PROMPT ▸ Output solely the number of lines containing the string "into".

# START OF DATASET EXCERPTS

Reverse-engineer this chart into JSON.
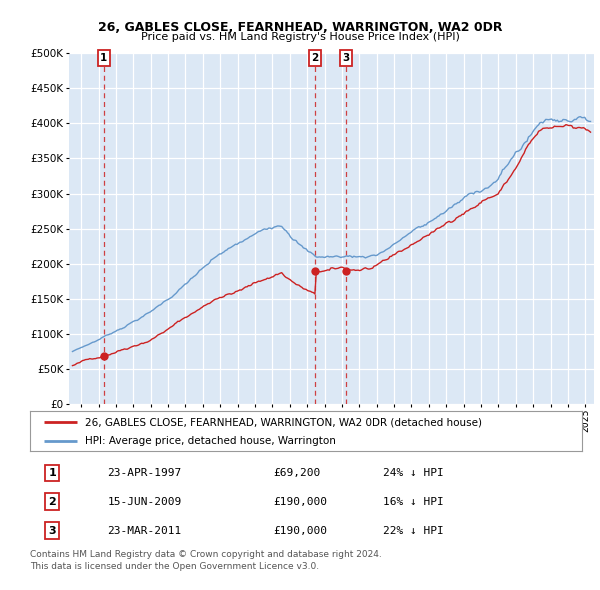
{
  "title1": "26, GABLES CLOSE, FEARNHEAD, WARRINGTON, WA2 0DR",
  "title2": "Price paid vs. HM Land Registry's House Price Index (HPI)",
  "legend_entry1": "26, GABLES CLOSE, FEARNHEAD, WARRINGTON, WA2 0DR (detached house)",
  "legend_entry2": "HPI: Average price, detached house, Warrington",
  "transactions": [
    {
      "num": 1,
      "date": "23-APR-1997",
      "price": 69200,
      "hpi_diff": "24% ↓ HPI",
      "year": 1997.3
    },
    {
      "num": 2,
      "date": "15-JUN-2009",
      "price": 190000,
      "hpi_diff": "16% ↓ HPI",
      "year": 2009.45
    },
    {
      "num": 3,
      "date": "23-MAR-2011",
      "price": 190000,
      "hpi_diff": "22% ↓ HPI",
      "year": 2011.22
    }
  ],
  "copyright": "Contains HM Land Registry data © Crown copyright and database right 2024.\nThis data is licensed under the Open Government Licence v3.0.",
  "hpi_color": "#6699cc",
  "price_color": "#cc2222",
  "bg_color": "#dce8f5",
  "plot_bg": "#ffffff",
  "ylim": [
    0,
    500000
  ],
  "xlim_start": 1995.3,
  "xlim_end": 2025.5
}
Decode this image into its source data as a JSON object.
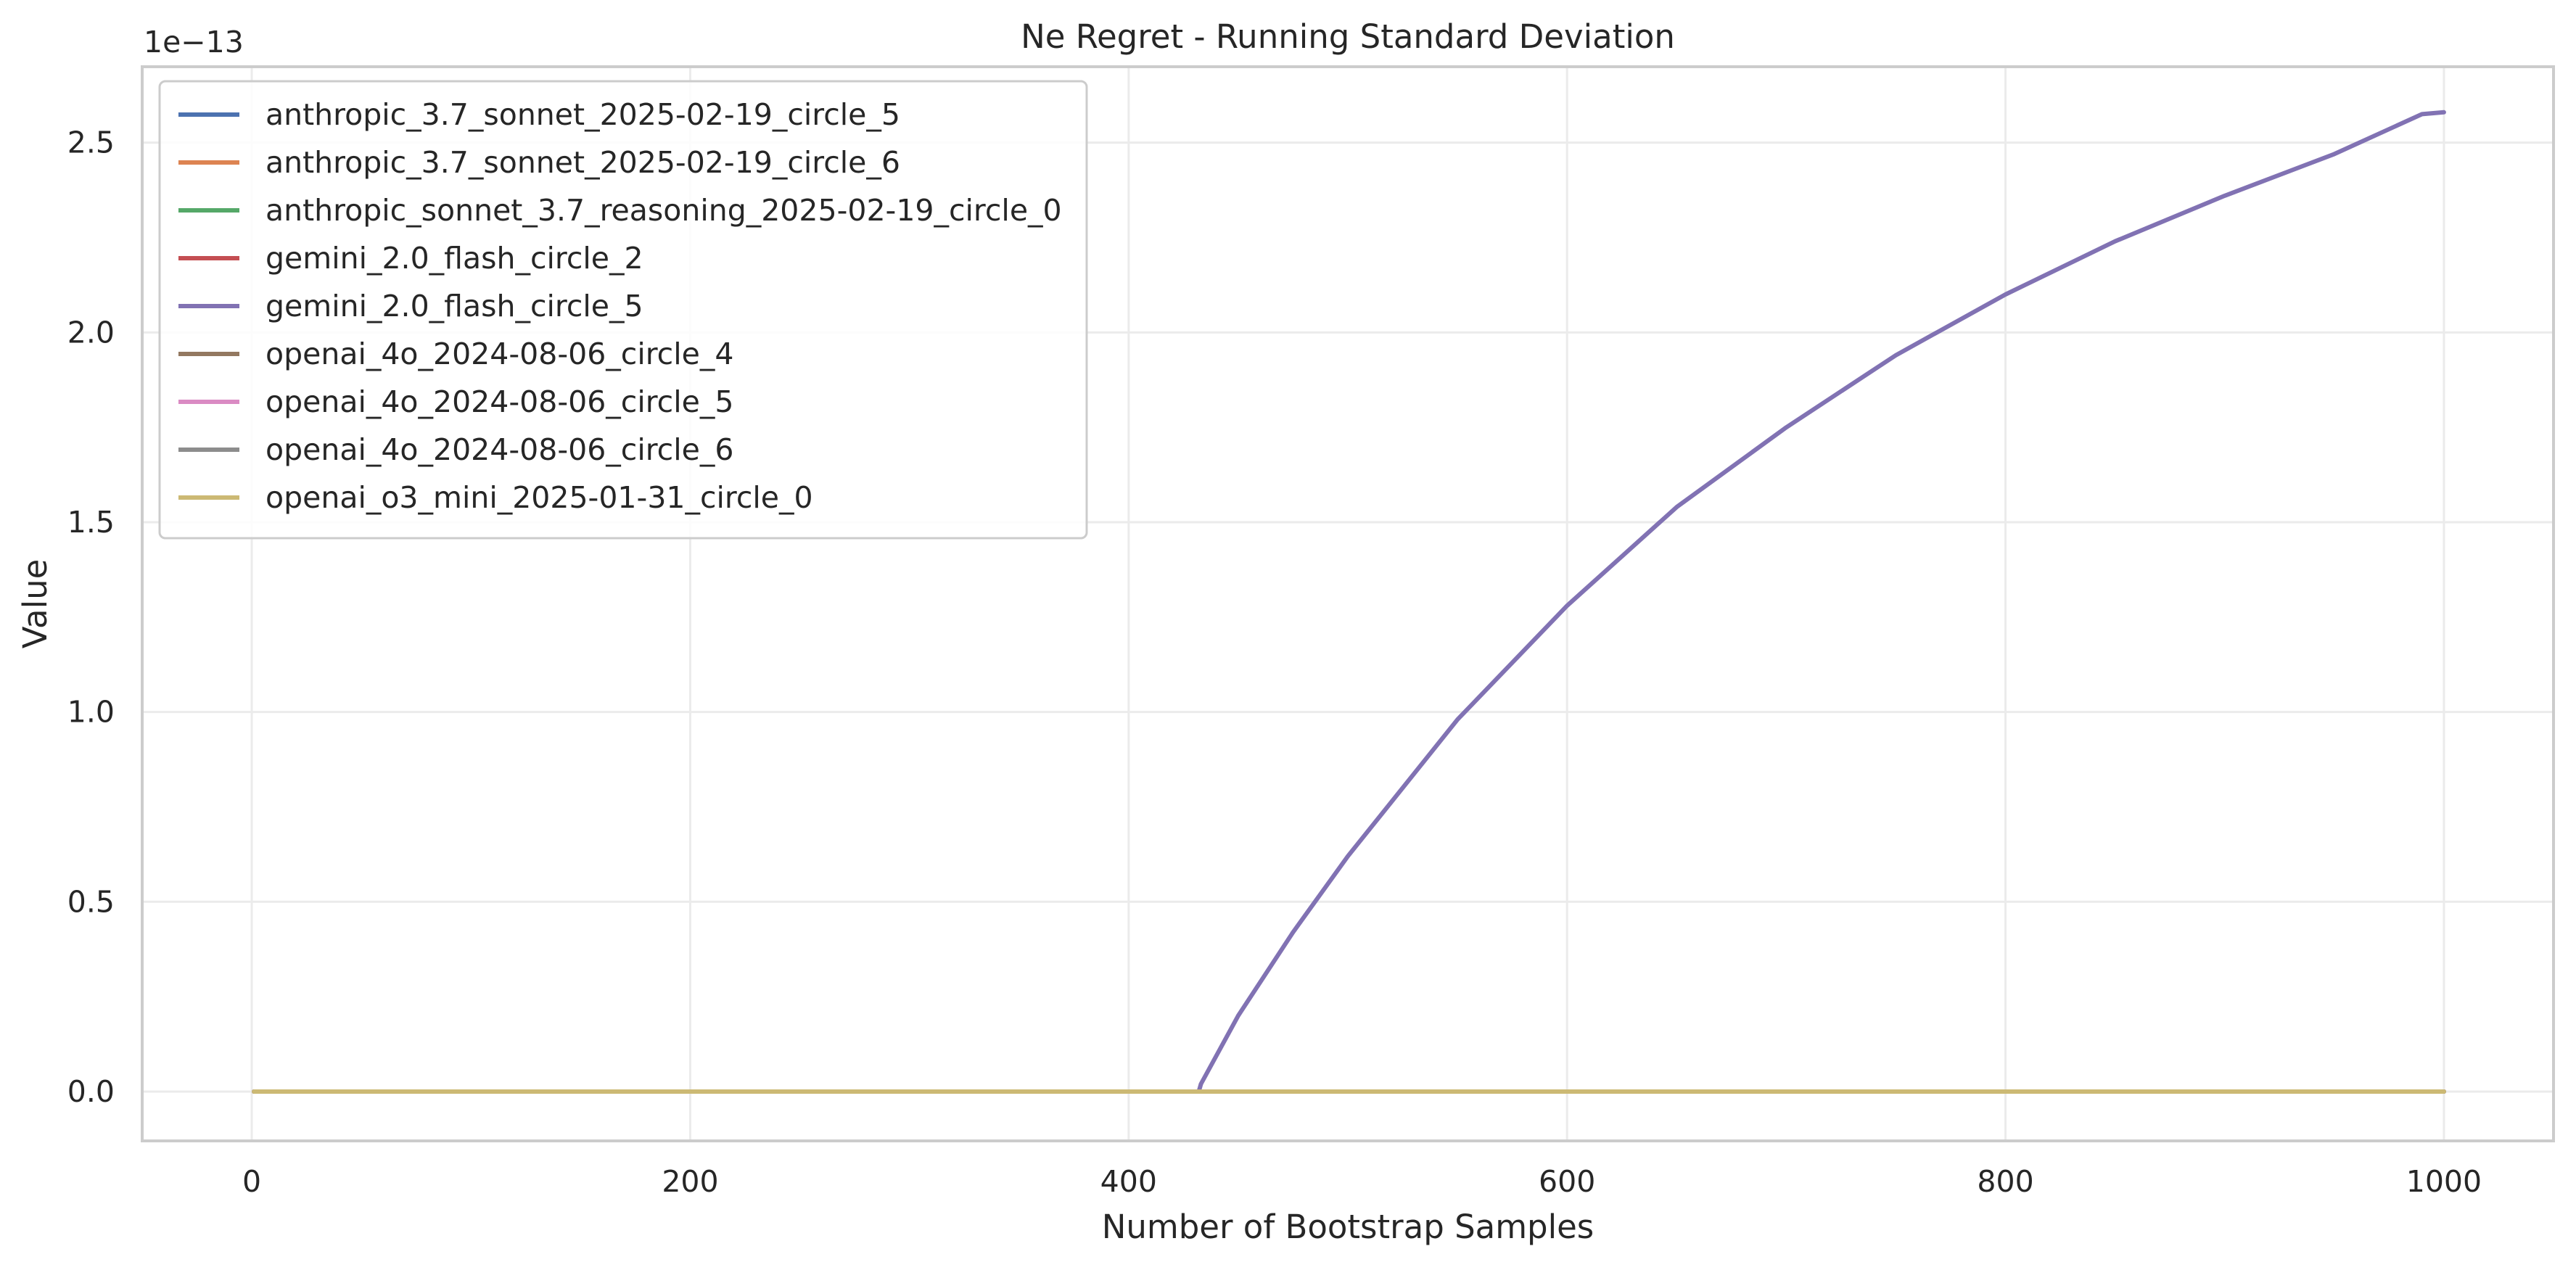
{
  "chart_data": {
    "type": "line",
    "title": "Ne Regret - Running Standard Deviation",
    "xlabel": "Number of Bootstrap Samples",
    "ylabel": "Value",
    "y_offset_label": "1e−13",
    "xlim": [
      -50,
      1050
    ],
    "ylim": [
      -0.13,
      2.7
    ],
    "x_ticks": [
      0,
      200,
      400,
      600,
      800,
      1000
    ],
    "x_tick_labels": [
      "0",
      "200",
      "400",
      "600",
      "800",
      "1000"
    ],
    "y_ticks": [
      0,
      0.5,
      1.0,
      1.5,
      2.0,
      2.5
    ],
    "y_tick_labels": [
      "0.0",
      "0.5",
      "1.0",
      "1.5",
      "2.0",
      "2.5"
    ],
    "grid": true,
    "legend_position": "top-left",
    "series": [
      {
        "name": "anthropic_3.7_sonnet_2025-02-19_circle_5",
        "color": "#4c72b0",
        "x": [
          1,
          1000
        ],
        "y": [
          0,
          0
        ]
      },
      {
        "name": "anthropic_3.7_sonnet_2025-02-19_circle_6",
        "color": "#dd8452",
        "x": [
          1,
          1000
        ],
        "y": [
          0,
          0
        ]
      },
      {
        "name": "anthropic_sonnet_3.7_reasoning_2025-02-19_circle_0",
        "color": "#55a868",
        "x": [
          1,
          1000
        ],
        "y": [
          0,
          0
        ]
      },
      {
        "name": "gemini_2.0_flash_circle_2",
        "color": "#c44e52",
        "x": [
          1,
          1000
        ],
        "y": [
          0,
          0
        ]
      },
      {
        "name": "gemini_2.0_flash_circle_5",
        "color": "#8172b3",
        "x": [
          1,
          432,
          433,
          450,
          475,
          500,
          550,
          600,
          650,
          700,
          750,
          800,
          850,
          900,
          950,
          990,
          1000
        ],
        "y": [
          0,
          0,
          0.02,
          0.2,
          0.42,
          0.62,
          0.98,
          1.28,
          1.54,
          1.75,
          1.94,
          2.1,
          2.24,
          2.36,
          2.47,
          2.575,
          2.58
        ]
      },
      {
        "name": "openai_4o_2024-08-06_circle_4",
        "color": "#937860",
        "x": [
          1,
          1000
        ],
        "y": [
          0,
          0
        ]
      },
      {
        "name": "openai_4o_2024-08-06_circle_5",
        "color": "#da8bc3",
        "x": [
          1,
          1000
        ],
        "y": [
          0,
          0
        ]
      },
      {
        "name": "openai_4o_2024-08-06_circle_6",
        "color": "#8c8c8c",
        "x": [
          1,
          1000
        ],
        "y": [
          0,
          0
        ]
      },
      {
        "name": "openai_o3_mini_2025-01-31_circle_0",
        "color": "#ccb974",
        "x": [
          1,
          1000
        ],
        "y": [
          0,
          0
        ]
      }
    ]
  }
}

# END OF DATASET EXCERPTS
# START OF DATASET EXCERPTS

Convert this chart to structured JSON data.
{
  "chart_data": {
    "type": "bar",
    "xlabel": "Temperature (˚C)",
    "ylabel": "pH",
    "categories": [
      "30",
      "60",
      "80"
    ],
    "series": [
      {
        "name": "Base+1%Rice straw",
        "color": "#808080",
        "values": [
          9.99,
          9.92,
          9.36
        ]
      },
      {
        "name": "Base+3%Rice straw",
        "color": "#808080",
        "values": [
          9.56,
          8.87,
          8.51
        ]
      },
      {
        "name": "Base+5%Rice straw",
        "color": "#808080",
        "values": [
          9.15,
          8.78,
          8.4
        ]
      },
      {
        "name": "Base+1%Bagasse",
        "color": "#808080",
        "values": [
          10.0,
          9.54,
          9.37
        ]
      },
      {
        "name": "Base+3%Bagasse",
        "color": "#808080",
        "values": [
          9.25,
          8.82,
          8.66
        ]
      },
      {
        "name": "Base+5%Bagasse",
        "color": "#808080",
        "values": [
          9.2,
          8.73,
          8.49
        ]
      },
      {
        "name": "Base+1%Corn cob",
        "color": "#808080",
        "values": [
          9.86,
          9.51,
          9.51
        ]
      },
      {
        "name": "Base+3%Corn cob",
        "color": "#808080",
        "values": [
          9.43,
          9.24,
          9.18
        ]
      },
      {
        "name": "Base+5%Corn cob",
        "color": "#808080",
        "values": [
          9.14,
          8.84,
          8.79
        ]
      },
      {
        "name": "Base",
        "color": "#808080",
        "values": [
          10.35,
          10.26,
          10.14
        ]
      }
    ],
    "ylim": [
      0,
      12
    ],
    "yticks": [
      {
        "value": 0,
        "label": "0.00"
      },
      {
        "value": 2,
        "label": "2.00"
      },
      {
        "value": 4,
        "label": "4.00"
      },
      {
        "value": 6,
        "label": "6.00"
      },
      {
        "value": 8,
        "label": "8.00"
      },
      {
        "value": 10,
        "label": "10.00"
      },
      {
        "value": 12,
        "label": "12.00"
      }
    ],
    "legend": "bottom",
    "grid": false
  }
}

# END OF DATASET EXCERPTS

RESULT OF THE EXERCISE ▸ 2